For the data below, report the number of lines that contain the string "stops" and nothing else.

%%

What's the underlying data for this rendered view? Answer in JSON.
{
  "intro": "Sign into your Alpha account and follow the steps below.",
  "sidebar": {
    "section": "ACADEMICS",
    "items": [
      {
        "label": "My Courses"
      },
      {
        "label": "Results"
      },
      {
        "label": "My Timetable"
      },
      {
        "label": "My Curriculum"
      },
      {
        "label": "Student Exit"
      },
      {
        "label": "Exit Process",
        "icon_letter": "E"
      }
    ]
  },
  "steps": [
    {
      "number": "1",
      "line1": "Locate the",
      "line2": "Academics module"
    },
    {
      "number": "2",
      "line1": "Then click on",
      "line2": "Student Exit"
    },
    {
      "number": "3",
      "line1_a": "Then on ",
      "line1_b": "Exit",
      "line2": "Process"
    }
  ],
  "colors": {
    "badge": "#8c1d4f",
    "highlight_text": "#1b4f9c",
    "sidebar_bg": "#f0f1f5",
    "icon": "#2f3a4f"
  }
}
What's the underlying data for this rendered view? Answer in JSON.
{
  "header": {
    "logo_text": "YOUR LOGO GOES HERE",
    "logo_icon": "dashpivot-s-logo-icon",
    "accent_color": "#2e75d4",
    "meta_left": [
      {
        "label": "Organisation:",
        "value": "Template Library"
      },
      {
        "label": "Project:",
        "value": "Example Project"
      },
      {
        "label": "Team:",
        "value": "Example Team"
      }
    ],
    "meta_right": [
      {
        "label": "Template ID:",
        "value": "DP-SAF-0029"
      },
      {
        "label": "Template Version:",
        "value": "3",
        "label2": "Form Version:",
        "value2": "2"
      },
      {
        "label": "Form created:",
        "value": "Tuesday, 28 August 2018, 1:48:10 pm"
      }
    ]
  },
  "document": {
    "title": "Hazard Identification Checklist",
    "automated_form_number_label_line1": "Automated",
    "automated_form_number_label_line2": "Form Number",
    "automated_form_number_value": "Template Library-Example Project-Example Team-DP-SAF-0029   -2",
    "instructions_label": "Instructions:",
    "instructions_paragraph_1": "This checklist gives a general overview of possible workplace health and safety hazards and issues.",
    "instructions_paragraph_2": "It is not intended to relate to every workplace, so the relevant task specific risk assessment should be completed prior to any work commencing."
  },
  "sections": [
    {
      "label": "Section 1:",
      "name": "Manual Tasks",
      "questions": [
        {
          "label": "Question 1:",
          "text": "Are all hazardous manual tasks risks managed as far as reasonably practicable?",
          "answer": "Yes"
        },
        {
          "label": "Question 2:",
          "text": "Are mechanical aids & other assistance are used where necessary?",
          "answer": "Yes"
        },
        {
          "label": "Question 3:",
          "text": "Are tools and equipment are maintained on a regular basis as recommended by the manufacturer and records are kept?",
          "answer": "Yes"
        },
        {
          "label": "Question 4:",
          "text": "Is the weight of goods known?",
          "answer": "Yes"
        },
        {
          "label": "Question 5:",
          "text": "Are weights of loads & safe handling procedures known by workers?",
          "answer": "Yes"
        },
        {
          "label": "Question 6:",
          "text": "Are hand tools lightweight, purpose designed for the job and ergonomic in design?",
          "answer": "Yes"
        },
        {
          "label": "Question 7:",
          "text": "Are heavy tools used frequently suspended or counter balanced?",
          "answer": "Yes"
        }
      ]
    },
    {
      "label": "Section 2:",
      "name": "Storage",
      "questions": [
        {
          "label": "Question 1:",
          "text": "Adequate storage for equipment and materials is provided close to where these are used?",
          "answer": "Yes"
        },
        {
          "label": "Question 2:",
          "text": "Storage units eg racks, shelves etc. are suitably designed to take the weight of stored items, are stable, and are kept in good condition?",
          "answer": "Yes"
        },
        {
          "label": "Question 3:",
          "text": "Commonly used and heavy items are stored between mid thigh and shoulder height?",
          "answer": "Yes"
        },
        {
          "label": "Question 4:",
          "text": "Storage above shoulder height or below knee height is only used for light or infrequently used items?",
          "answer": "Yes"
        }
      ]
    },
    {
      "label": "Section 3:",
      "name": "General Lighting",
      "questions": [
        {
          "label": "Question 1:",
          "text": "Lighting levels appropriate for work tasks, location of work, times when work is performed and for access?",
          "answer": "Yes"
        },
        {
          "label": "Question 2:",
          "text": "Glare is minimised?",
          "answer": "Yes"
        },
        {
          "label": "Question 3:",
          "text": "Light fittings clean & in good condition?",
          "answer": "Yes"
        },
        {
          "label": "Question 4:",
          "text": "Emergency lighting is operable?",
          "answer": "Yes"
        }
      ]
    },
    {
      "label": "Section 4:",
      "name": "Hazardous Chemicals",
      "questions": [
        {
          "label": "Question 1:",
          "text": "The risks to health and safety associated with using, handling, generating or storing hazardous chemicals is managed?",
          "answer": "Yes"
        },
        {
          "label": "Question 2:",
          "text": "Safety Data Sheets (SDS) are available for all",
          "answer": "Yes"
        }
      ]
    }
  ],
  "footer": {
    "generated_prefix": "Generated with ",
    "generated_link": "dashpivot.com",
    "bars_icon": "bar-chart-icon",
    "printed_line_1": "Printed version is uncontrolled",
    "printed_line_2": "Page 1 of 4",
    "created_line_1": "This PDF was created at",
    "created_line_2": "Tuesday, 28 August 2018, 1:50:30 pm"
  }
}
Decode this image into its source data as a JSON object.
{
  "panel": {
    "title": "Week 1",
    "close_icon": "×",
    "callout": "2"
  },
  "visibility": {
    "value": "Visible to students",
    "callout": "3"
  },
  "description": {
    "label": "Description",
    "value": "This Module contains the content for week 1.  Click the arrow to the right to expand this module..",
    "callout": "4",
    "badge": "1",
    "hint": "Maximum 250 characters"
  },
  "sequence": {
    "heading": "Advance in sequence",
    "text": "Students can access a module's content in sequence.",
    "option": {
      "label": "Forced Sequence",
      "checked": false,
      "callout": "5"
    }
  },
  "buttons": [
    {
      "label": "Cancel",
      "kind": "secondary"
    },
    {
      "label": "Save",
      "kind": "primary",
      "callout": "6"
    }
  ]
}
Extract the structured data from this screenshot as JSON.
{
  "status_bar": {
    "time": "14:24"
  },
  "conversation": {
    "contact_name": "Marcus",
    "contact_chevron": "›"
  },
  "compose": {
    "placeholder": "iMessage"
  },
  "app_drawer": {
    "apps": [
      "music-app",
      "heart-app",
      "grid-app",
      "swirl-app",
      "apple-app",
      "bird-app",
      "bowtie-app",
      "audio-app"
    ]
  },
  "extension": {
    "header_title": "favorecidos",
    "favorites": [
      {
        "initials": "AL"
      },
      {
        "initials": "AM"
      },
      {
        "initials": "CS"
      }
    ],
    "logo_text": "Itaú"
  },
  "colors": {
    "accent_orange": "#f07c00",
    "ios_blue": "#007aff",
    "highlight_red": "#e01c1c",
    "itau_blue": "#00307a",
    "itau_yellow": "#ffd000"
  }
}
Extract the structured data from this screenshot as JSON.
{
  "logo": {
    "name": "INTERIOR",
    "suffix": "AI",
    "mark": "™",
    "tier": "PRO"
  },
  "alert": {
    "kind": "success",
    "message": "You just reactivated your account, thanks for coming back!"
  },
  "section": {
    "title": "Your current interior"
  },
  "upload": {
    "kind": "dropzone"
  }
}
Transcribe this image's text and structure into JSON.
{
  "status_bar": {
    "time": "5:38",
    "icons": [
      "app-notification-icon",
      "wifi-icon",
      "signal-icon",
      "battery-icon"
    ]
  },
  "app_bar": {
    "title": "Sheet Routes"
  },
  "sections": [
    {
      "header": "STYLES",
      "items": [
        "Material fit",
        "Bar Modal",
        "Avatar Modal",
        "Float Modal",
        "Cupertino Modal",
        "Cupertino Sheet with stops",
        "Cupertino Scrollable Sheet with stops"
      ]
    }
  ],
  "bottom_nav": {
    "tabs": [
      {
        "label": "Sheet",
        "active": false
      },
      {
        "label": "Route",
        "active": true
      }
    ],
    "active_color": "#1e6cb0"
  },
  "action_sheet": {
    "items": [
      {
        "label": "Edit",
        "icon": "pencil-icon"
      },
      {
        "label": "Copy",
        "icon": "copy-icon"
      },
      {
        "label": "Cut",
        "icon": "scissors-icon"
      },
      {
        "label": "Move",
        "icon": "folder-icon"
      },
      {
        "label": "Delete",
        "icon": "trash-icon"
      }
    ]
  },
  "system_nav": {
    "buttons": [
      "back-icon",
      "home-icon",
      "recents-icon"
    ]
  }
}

%%

:: Task result ::
2